Description of the task: Omit every picture, then give all the entries again exactly.

Dataset records:

— BEGIN —

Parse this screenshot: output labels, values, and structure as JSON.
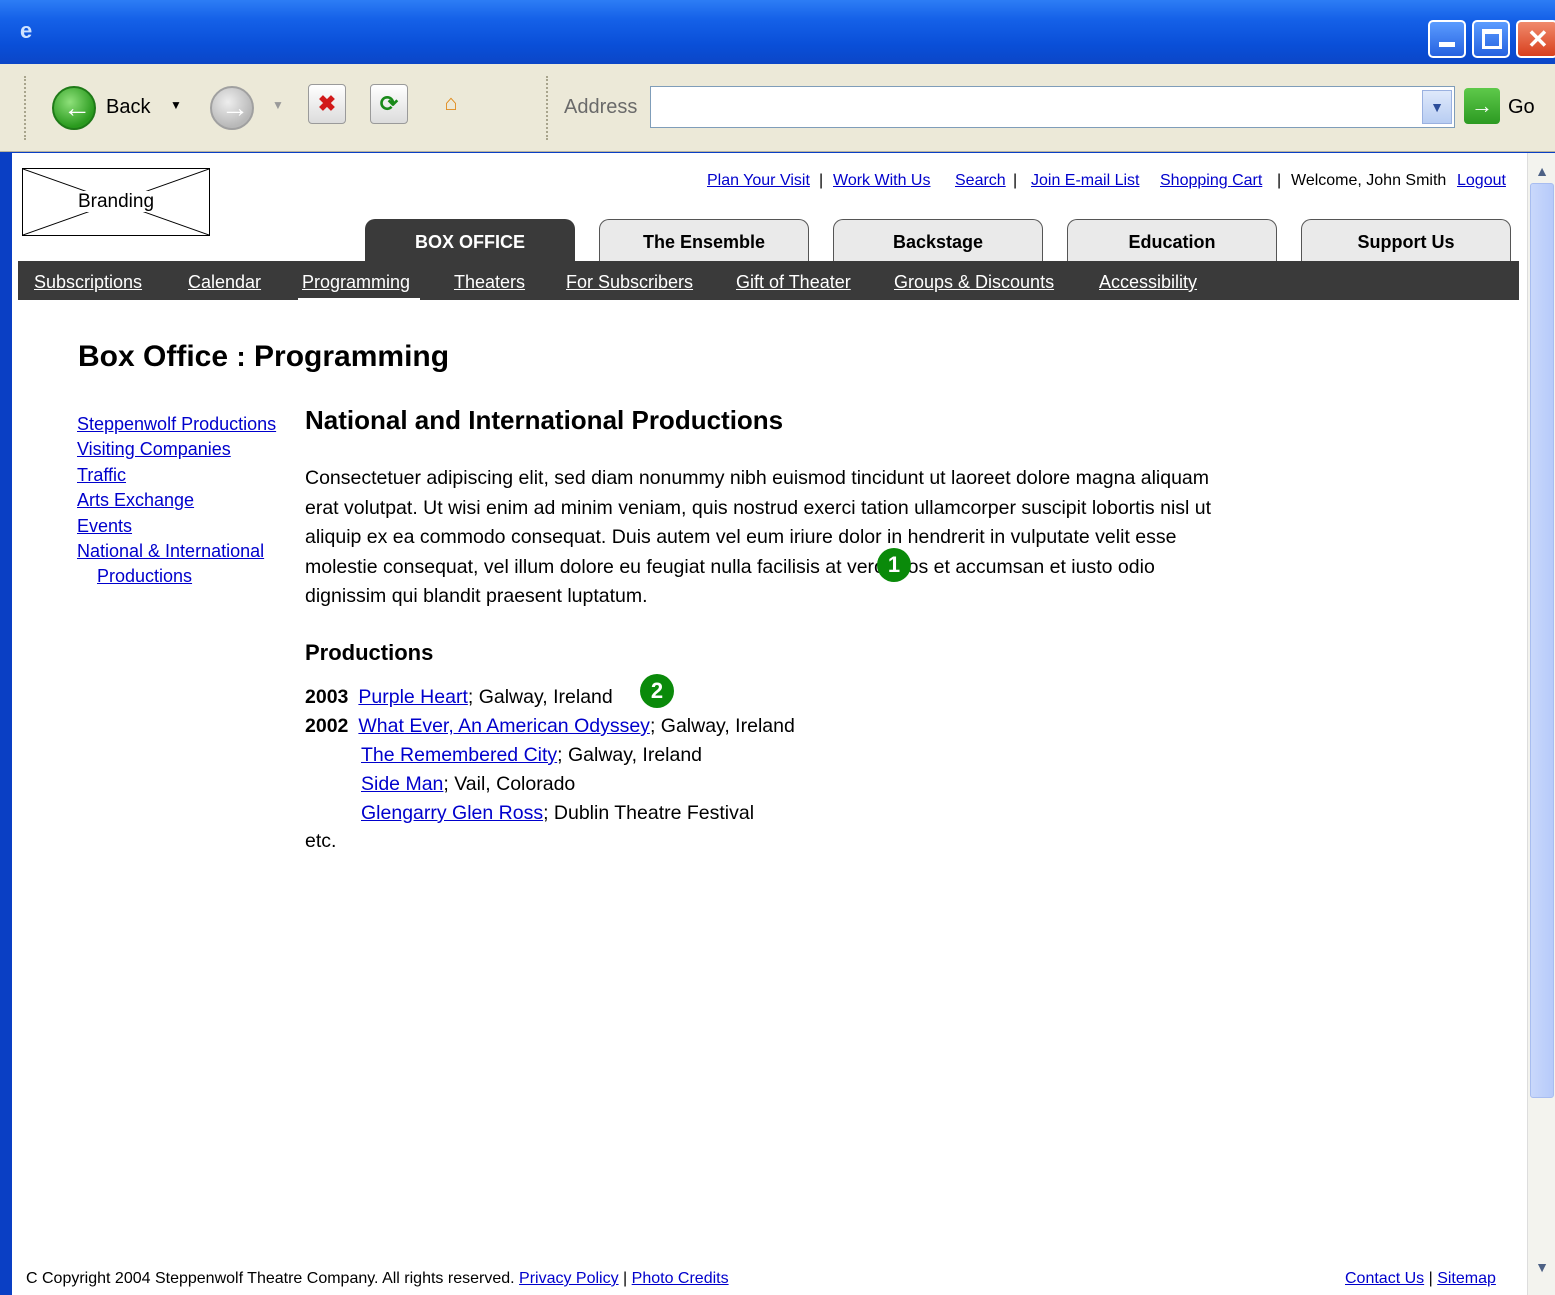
{
  "browser": {
    "toolbar": {
      "back_label": "Back",
      "address_label": "Address",
      "address_value": "",
      "go_label": "Go"
    }
  },
  "site": {
    "branding_label": "Branding",
    "utility_links": [
      "Plan Your Visit",
      "Work With Us",
      "Search",
      "Join E-mail List",
      "Shopping Cart"
    ],
    "utility_separator": "|",
    "welcome_text": "Welcome, John Smith",
    "logout_label": "Logout",
    "tabs": [
      "BOX OFFICE",
      "The Ensemble",
      "Backstage",
      "Education",
      "Support Us"
    ],
    "active_tab": "BOX OFFICE",
    "subnav": [
      "Subscriptions",
      "Calendar",
      "Programming",
      "Theaters",
      "For Subscribers",
      "Gift of Theater",
      "Groups & Discounts",
      "Accessibility"
    ],
    "active_subnav": "Programming"
  },
  "page": {
    "title_section": "Box Office",
    "title_sep": ":",
    "title_page": "Programming",
    "left_nav": [
      "Steppenwolf Productions",
      "Visiting Companies",
      "Traffic",
      "Arts Exchange",
      "Events",
      "National & International",
      "Productions"
    ],
    "section_title": "National and International Productions",
    "body_text": "Consectetuer adipiscing elit, sed diam nonummy nibh euismod tincidunt ut laoreet dolore magna aliquam erat volutpat. Ut wisi enim ad minim veniam, quis nostrud exerci tation ullamcorper suscipit lobortis nisl ut aliquip ex ea commodo consequat. Duis autem vel eum iriure dolor in hendrerit in vulputate velit esse molestie consequat, vel illum dolore eu feugiat nulla facilisis at vero eros et accumsan et iusto odio dignissim qui blandit praesent luptatum.",
    "productions_title": "Productions",
    "productions": [
      {
        "year": "2003",
        "title": "Purple Heart",
        "location": "; Galway, Ireland"
      },
      {
        "year": "2002",
        "title": "What Ever, An American Odyssey",
        "location": "; Galway, Ireland"
      },
      {
        "year": "",
        "title": "The Remembered City",
        "location": "; Galway, Ireland"
      },
      {
        "year": "",
        "title": "Side Man",
        "location": "; Vail, Colorado"
      },
      {
        "year": "",
        "title": "Glengarry Glen Ross",
        "location": "; Dublin Theatre Festival"
      }
    ],
    "etc": "etc.",
    "markers": [
      "1",
      "2"
    ]
  },
  "footer": {
    "copyright": "C Copyright 2004 Steppenwolf Theatre Company. All rights reserved.",
    "links_left": [
      "Privacy Policy",
      "Photo Credits"
    ],
    "links_right": [
      "Contact Us",
      "Sitemap"
    ],
    "separator": "|"
  }
}
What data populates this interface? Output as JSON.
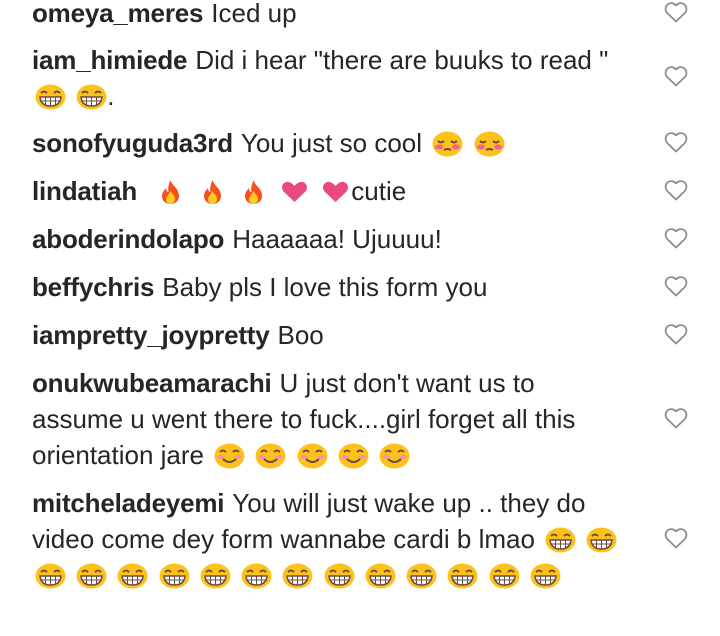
{
  "comments": [
    {
      "username": "omeya_meres",
      "text": "Iced up",
      "emojis": [],
      "suffix": ""
    },
    {
      "username": "iam_himiede",
      "text": "Did i hear \"there are buuks to read \"",
      "emojis": [
        "laughing-face",
        "laughing-face"
      ],
      "suffix": "."
    },
    {
      "username": "sonofyuguda3rd",
      "text": "You just so cool",
      "emojis": [
        "blushing-face",
        "blushing-face"
      ],
      "suffix": ""
    },
    {
      "username": "lindatiah",
      "text": "",
      "emojis": [
        "fire",
        "fire",
        "fire",
        "pink-heart",
        "pink-heart"
      ],
      "suffix": "cutie"
    },
    {
      "username": "aboderindolapo",
      "text": "Haaaaaa! Ujuuuu!",
      "emojis": [],
      "suffix": ""
    },
    {
      "username": "beffychris",
      "text": "Baby pls I love this form you",
      "emojis": [],
      "suffix": ""
    },
    {
      "username": "iampretty_joypretty",
      "text": "Boo",
      "emojis": [],
      "suffix": ""
    },
    {
      "username": "onukwubeamarachi",
      "text": "U just don't want us to assume u went there to fuck....girl forget all this orientation jare",
      "emojis": [
        "smiling-face",
        "smiling-face",
        "smiling-face",
        "smiling-face",
        "smiling-face"
      ],
      "suffix": ""
    },
    {
      "username": "mitcheladeyemi",
      "text": "You will just wake up .. they do video come dey form wannabe cardi b lmao",
      "emojis": [
        "laughing-face",
        "laughing-face",
        "laughing-face",
        "laughing-face",
        "laughing-face",
        "laughing-face",
        "laughing-face",
        "laughing-face",
        "laughing-face",
        "laughing-face",
        "laughing-face",
        "laughing-face",
        "laughing-face",
        "laughing-face",
        "laughing-face"
      ],
      "suffix": ""
    }
  ],
  "like_icon": "heart-outline-icon",
  "colors": {
    "text": "#262626",
    "heart_outline": "#8e8e8e",
    "emoji_yellow": "#fcc21b",
    "fire": "#f4511e",
    "pink_heart": "#e84a83"
  }
}
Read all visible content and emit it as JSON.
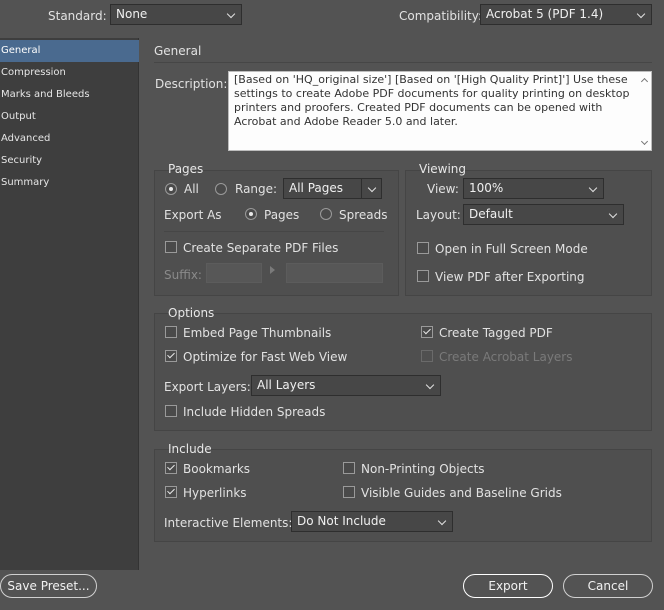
{
  "header": {
    "standard_label": "Standard:",
    "standard_value": "None",
    "compat_label": "Compatibility:",
    "compat_value": "Acrobat 5 (PDF 1.4)"
  },
  "sidebar": {
    "items": [
      {
        "label": "General",
        "selected": true
      },
      {
        "label": "Compression"
      },
      {
        "label": "Marks and Bleeds"
      },
      {
        "label": "Output"
      },
      {
        "label": "Advanced"
      },
      {
        "label": "Security"
      },
      {
        "label": "Summary"
      }
    ]
  },
  "section_title": "General",
  "description": {
    "label": "Description:",
    "text": "[Based on 'HQ_original size'] [Based on '[High Quality Print]'] Use these settings to create Adobe PDF documents for quality printing on desktop printers and proofers.  Created PDF documents can be opened with Acrobat and Adobe Reader 5.0 and later."
  },
  "pages": {
    "title": "Pages",
    "all_label": "All",
    "range_label": "Range:",
    "range_value": "All Pages",
    "export_as_label": "Export As",
    "pages_label": "Pages",
    "spreads_label": "Spreads",
    "separate_label": "Create Separate PDF Files",
    "suffix_label": "Suffix:"
  },
  "viewing": {
    "title": "Viewing",
    "view_label": "View:",
    "view_value": "100%",
    "layout_label": "Layout:",
    "layout_value": "Default",
    "fullscreen_label": "Open in Full Screen Mode",
    "view_after_label": "View PDF after Exporting"
  },
  "options": {
    "title": "Options",
    "embed_thumbs": "Embed Page Thumbnails",
    "optimize_web": "Optimize for Fast Web View",
    "tagged_pdf": "Create Tagged PDF",
    "acrobat_layers": "Create Acrobat Layers",
    "export_layers_label": "Export Layers:",
    "export_layers_value": "All Layers",
    "hidden_spreads": "Include Hidden Spreads"
  },
  "include": {
    "title": "Include",
    "bookmarks": "Bookmarks",
    "hyperlinks": "Hyperlinks",
    "non_printing": "Non-Printing Objects",
    "guides": "Visible Guides and Baseline Grids",
    "interactive_label": "Interactive Elements:",
    "interactive_value": "Do Not Include"
  },
  "footer": {
    "save_preset": "Save Preset...",
    "export": "Export",
    "cancel": "Cancel"
  }
}
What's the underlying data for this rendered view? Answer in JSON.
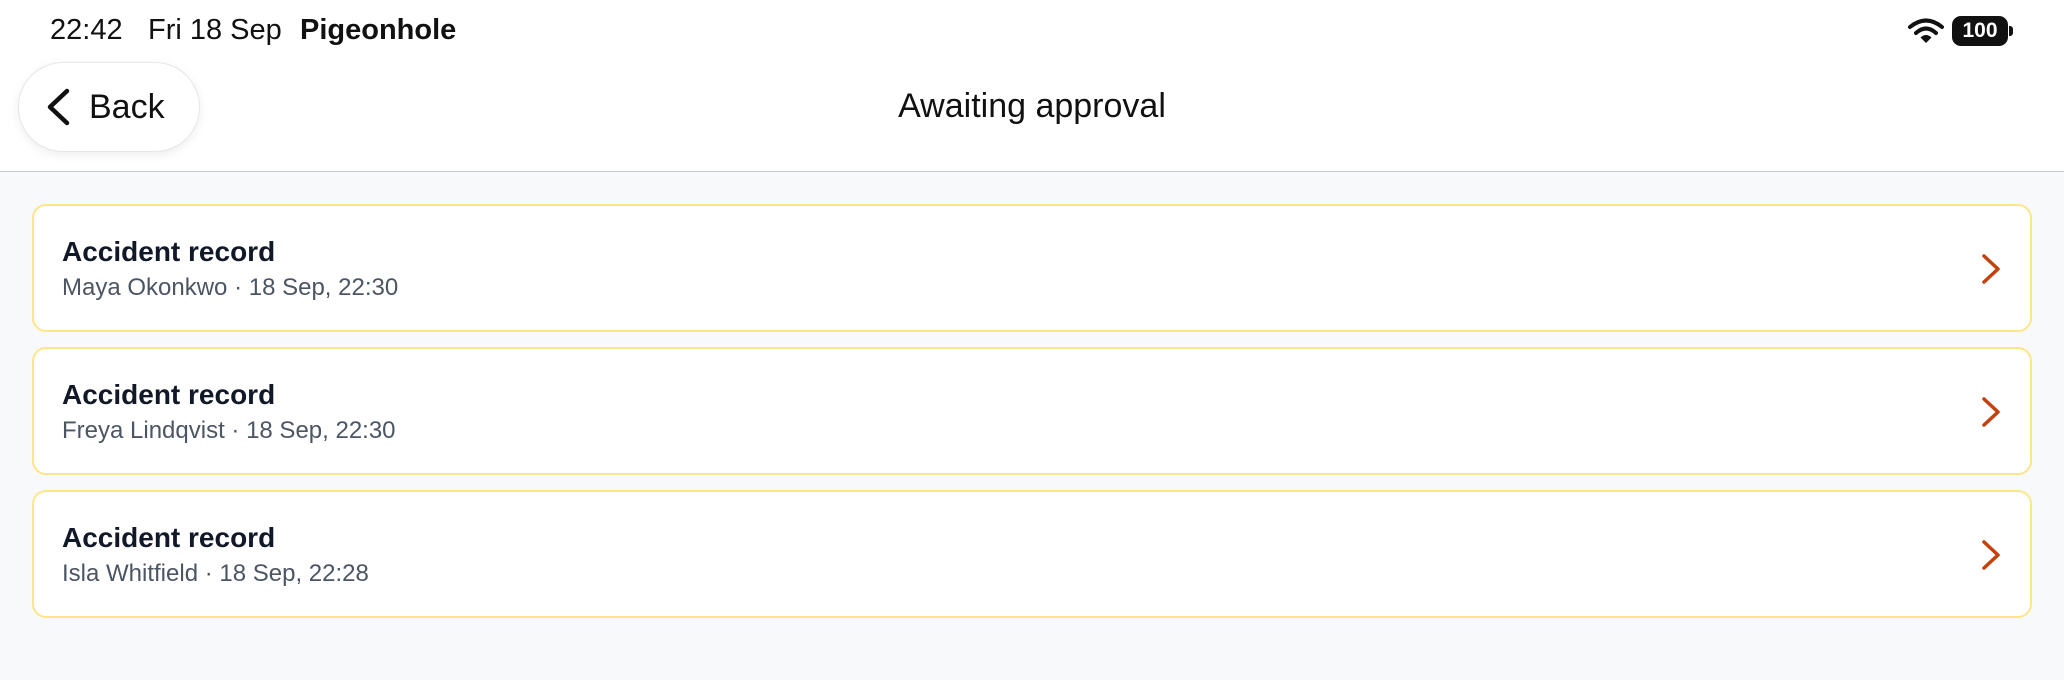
{
  "status_bar": {
    "time": "22:42",
    "date": "Fri 18 Sep",
    "app_name": "Pigeonhole",
    "battery": "100",
    "icons": [
      "wifi-icon",
      "battery-icon"
    ]
  },
  "nav": {
    "back_label": "Back",
    "title": "Awaiting approval",
    "icon": "chevron-left-icon"
  },
  "items": [
    {
      "title": "Accident record",
      "subtitle": "Maya Okonkwo · 18 Sep, 22:30"
    },
    {
      "title": "Accident record",
      "subtitle": "Freya Lindqvist · 18 Sep, 22:30"
    },
    {
      "title": "Accident record",
      "subtitle": "Isla Whitfield · 18 Sep, 22:28"
    }
  ],
  "colors": {
    "card_border": "#fde68a",
    "chevron_accent": "#c2410c",
    "background": "#f8f9fb"
  }
}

— END —

Task response:
Parse this screenshot: output labels, values, and structure as JSON.
{
  "browser": {
    "toolbar": {
      "back_label": "Back",
      "address_label": "Address",
      "address_value": "",
      "go_label": "Go"
    }
  },
  "site": {
    "branding_label": "Branding",
    "utility_links": [
      "Plan Your Visit",
      "Work With Us",
      "Search",
      "Join E-mail List",
      "Shopping Cart"
    ],
    "utility_separator": "|",
    "welcome_text": "Welcome, John Smith",
    "logout_label": "Logout",
    "tabs": [
      "BOX OFFICE",
      "The Ensemble",
      "Backstage",
      "Education",
      "Support Us"
    ],
    "active_tab": "BOX OFFICE",
    "subnav": [
      "Subscriptions",
      "Calendar",
      "Programming",
      "Theaters",
      "For Subscribers",
      "Gift of Theater",
      "Groups & Discounts",
      "Accessibility"
    ],
    "active_subnav": "Programming"
  },
  "page": {
    "title_section": "Box Office",
    "title_sep": ":",
    "title_page": "Programming",
    "left_nav": [
      "Steppenwolf Productions",
      "Visiting Companies",
      "Traffic",
      "Arts Exchange",
      "Events",
      "National & International",
      "Productions"
    ],
    "section_title": "National and International Productions",
    "body_text": "Consectetuer adipiscing elit, sed diam nonummy nibh euismod tincidunt ut laoreet dolore magna aliquam erat volutpat. Ut wisi enim ad minim veniam, quis nostrud exerci tation ullamcorper suscipit lobortis nisl ut aliquip ex ea commodo consequat. Duis autem vel eum iriure dolor in hendrerit in vulputate velit esse molestie consequat, vel illum dolore eu feugiat nulla facilisis at vero eros et accumsan et iusto odio dignissim qui blandit praesent luptatum.",
    "productions_title": "Productions",
    "productions": [
      {
        "year": "2003",
        "title": "Purple Heart",
        "location": "; Galway, Ireland"
      },
      {
        "year": "2002",
        "title": "What Ever, An American Odyssey",
        "location": "; Galway, Ireland"
      },
      {
        "year": "",
        "title": "The Remembered City",
        "location": "; Galway, Ireland"
      },
      {
        "year": "",
        "title": "Side Man",
        "location": "; Vail, Colorado"
      },
      {
        "year": "",
        "title": "Glengarry Glen Ross",
        "location": "; Dublin Theatre Festival"
      }
    ],
    "etc": "etc.",
    "markers": [
      "1",
      "2"
    ]
  },
  "footer": {
    "copyright": "C Copyright 2004 Steppenwolf Theatre Company. All rights reserved.",
    "links_left": [
      "Privacy Policy",
      "Photo Credits"
    ],
    "links_right": [
      "Contact Us",
      "Sitemap"
    ],
    "separator": "|"
  }
}
What data populates this interface? Output as JSON.
{
  "comments": [
    {
      "username": "omeya_meres",
      "text": "Iced up",
      "emojis": [],
      "suffix": ""
    },
    {
      "username": "iam_himiede",
      "text": "Did i hear \"there are buuks to read \"",
      "emojis": [
        "laughing-face",
        "laughing-face"
      ],
      "suffix": "."
    },
    {
      "username": "sonofyuguda3rd",
      "text": "You just so cool",
      "emojis": [
        "blushing-face",
        "blushing-face"
      ],
      "suffix": ""
    },
    {
      "username": "lindatiah",
      "text": "",
      "emojis": [
        "fire",
        "fire",
        "fire",
        "pink-heart",
        "pink-heart"
      ],
      "suffix": "cutie"
    },
    {
      "username": "aboderindolapo",
      "text": "Haaaaaa! Ujuuuu!",
      "emojis": [],
      "suffix": ""
    },
    {
      "username": "beffychris",
      "text": "Baby pls I love this form you",
      "emojis": [],
      "suffix": ""
    },
    {
      "username": "iampretty_joypretty",
      "text": "Boo",
      "emojis": [],
      "suffix": ""
    },
    {
      "username": "onukwubeamarachi",
      "text": "U just don't want us to assume u went there to fuck....girl forget all this orientation jare",
      "emojis": [
        "smiling-face",
        "smiling-face",
        "smiling-face",
        "smiling-face",
        "smiling-face"
      ],
      "suffix": ""
    },
    {
      "username": "mitcheladeyemi",
      "text": "You will just wake up .. they do video come dey form wannabe cardi b lmao",
      "emojis": [
        "laughing-face",
        "laughing-face",
        "laughing-face",
        "laughing-face",
        "laughing-face",
        "laughing-face",
        "laughing-face",
        "laughing-face",
        "laughing-face",
        "laughing-face",
        "laughing-face",
        "laughing-face",
        "laughing-face",
        "laughing-face",
        "laughing-face"
      ],
      "suffix": ""
    }
  ],
  "like_icon": "heart-outline-icon",
  "colors": {
    "text": "#262626",
    "heart_outline": "#8e8e8e",
    "emoji_yellow": "#fcc21b",
    "fire": "#f4511e",
    "pink_heart": "#e84a83"
  }
}
Read all visible content and emit it as JSON.
{
  "header": {
    "standard_label": "Standard:",
    "standard_value": "None",
    "compat_label": "Compatibility:",
    "compat_value": "Acrobat 5 (PDF 1.4)"
  },
  "sidebar": {
    "items": [
      {
        "label": "General",
        "selected": true
      },
      {
        "label": "Compression"
      },
      {
        "label": "Marks and Bleeds"
      },
      {
        "label": "Output"
      },
      {
        "label": "Advanced"
      },
      {
        "label": "Security"
      },
      {
        "label": "Summary"
      }
    ]
  },
  "section_title": "General",
  "description": {
    "label": "Description:",
    "text": "[Based on 'HQ_original size'] [Based on '[High Quality Print]'] Use these settings to create Adobe PDF documents for quality printing on desktop printers and proofers.  Created PDF documents can be opened with Acrobat and Adobe Reader 5.0 and later."
  },
  "pages": {
    "title": "Pages",
    "all_label": "All",
    "range_label": "Range:",
    "range_value": "All Pages",
    "export_as_label": "Export As",
    "pages_label": "Pages",
    "spreads_label": "Spreads",
    "separate_label": "Create Separate PDF Files",
    "suffix_label": "Suffix:"
  },
  "viewing": {
    "title": "Viewing",
    "view_label": "View:",
    "view_value": "100%",
    "layout_label": "Layout:",
    "layout_value": "Default",
    "fullscreen_label": "Open in Full Screen Mode",
    "view_after_label": "View PDF after Exporting"
  },
  "options": {
    "title": "Options",
    "embed_thumbs": "Embed Page Thumbnails",
    "optimize_web": "Optimize for Fast Web View",
    "tagged_pdf": "Create Tagged PDF",
    "acrobat_layers": "Create Acrobat Layers",
    "export_layers_label": "Export Layers:",
    "export_layers_value": "All Layers",
    "hidden_spreads": "Include Hidden Spreads"
  },
  "include": {
    "title": "Include",
    "bookmarks": "Bookmarks",
    "hyperlinks": "Hyperlinks",
    "non_printing": "Non-Printing Objects",
    "guides": "Visible Guides and Baseline Grids",
    "interactive_label": "Interactive Elements:",
    "interactive_value": "Do Not Include"
  },
  "footer": {
    "save_preset": "Save Preset...",
    "export": "Export",
    "cancel": "Cancel"
  }
}
What's the underlying data for this rendered view? Answer in JSON.
{
  "status_bar": {
    "time": "22:42",
    "date": "Fri 18 Sep",
    "app_name": "Pigeonhole",
    "battery": "100",
    "icons": [
      "wifi-icon",
      "battery-icon"
    ]
  },
  "nav": {
    "back_label": "Back",
    "title": "Awaiting approval",
    "icon": "chevron-left-icon"
  },
  "items": [
    {
      "title": "Accident record",
      "subtitle": "Maya Okonkwo · 18 Sep, 22:30"
    },
    {
      "title": "Accident record",
      "subtitle": "Freya Lindqvist · 18 Sep, 22:30"
    },
    {
      "title": "Accident record",
      "subtitle": "Isla Whitfield · 18 Sep, 22:28"
    }
  ],
  "colors": {
    "card_border": "#fde68a",
    "chevron_accent": "#c2410c",
    "background": "#f8f9fb"
  }
}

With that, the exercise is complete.